* [The exercise]: Copy the data that follows, character for character, minus the pictures.

Dataset records
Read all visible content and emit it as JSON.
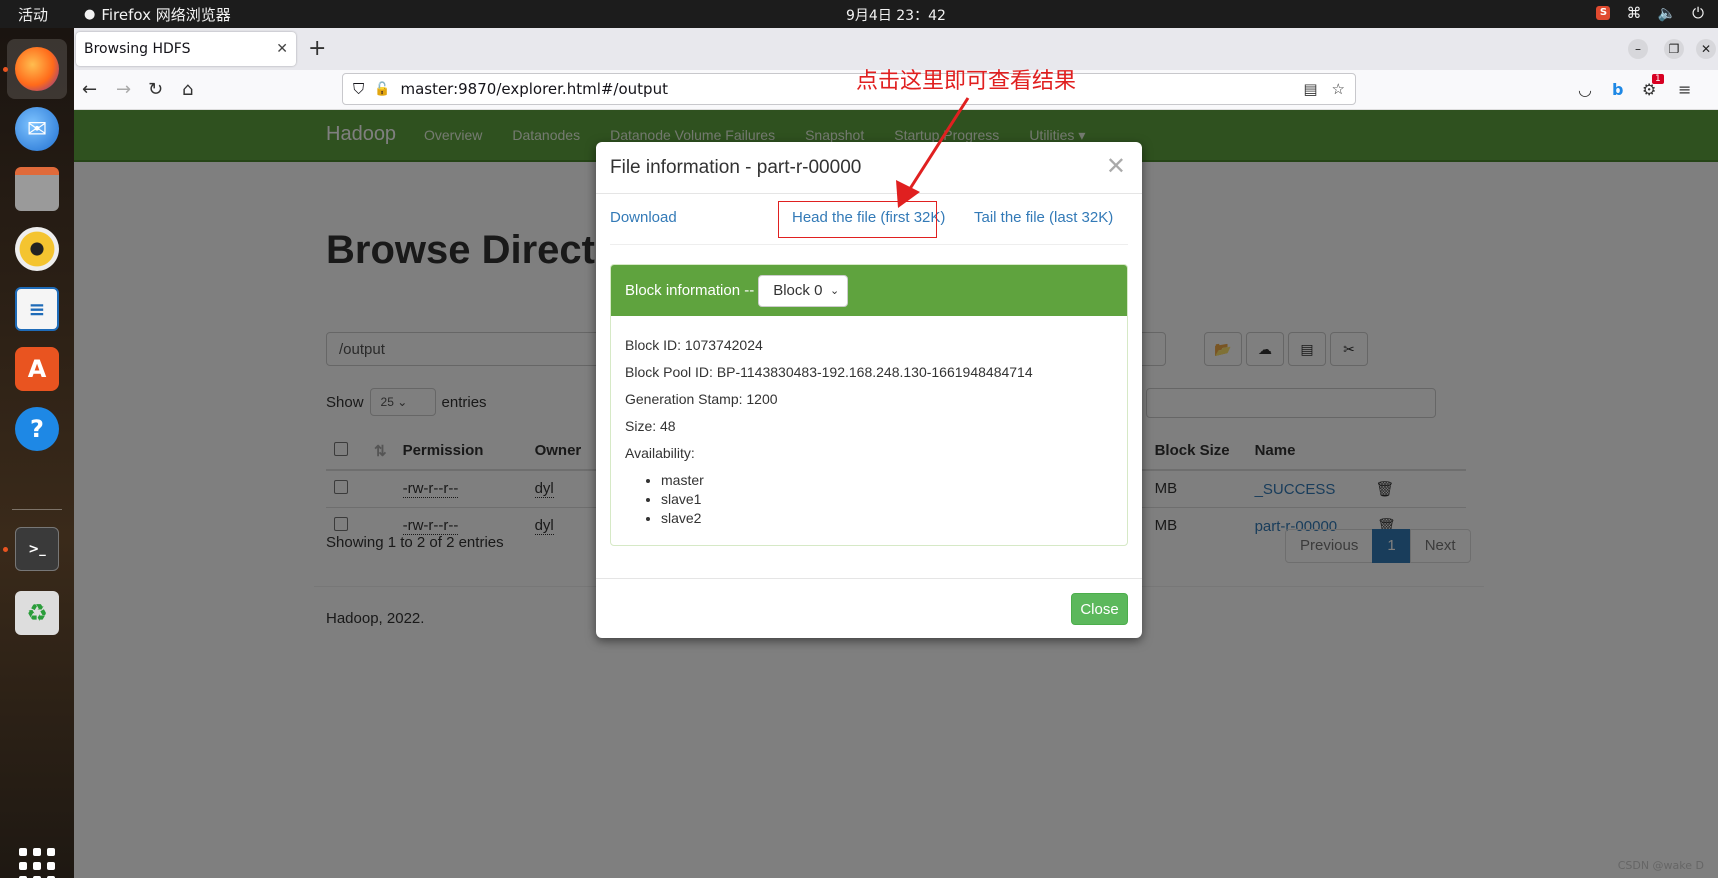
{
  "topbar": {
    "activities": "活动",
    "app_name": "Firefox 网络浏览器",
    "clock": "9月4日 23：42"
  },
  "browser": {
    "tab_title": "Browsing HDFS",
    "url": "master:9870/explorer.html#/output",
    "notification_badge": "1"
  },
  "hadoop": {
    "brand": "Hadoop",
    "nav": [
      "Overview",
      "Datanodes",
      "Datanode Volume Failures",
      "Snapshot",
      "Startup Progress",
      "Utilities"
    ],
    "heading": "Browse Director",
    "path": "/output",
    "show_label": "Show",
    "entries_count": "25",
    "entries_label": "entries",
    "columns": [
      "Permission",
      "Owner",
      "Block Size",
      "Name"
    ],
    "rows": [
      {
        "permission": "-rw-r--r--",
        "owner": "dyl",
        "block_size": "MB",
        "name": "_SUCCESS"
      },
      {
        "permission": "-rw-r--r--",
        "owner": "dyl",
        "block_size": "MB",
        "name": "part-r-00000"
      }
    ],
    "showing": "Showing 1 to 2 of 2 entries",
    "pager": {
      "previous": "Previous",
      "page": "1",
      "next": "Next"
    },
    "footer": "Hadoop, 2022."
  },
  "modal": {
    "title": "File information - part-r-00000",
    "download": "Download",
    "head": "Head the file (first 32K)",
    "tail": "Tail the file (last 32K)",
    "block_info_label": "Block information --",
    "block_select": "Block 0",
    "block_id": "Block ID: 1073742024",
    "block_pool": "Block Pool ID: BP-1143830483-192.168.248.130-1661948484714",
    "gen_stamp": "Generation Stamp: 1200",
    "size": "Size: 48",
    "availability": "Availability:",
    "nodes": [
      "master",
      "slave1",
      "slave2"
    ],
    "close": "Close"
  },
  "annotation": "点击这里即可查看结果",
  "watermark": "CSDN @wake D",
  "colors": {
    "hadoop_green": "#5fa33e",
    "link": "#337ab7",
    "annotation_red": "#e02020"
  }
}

* [The reply]:
Read all visible content and emit it as JSON.
{
  "topbar": {
    "activities": "活动",
    "app_name": "Firefox 网络浏览器",
    "clock": "9月4日 23：42"
  },
  "browser": {
    "tab_title": "Browsing HDFS",
    "url": "master:9870/explorer.html#/output",
    "notification_badge": "1"
  },
  "hadoop": {
    "brand": "Hadoop",
    "nav": [
      "Overview",
      "Datanodes",
      "Datanode Volume Failures",
      "Snapshot",
      "Startup Progress",
      "Utilities"
    ],
    "heading": "Browse Director",
    "path": "/output",
    "show_label": "Show",
    "entries_count": "25",
    "entries_label": "entries",
    "columns": [
      "Permission",
      "Owner",
      "Block Size",
      "Name"
    ],
    "rows": [
      {
        "permission": "-rw-r--r--",
        "owner": "dyl",
        "block_size": "MB",
        "name": "_SUCCESS"
      },
      {
        "permission": "-rw-r--r--",
        "owner": "dyl",
        "block_size": "MB",
        "name": "part-r-00000"
      }
    ],
    "showing": "Showing 1 to 2 of 2 entries",
    "pager": {
      "previous": "Previous",
      "page": "1",
      "next": "Next"
    },
    "footer": "Hadoop, 2022."
  },
  "modal": {
    "title": "File information - part-r-00000",
    "download": "Download",
    "head": "Head the file (first 32K)",
    "tail": "Tail the file (last 32K)",
    "block_info_label": "Block information --",
    "block_select": "Block 0",
    "block_id": "Block ID: 1073742024",
    "block_pool": "Block Pool ID: BP-1143830483-192.168.248.130-1661948484714",
    "gen_stamp": "Generation Stamp: 1200",
    "size": "Size: 48",
    "availability": "Availability:",
    "nodes": [
      "master",
      "slave1",
      "slave2"
    ],
    "close": "Close"
  },
  "annotation": "点击这里即可查看结果",
  "watermark": "CSDN @wake D",
  "colors": {
    "hadoop_green": "#5fa33e",
    "link": "#337ab7",
    "annotation_red": "#e02020"
  }
}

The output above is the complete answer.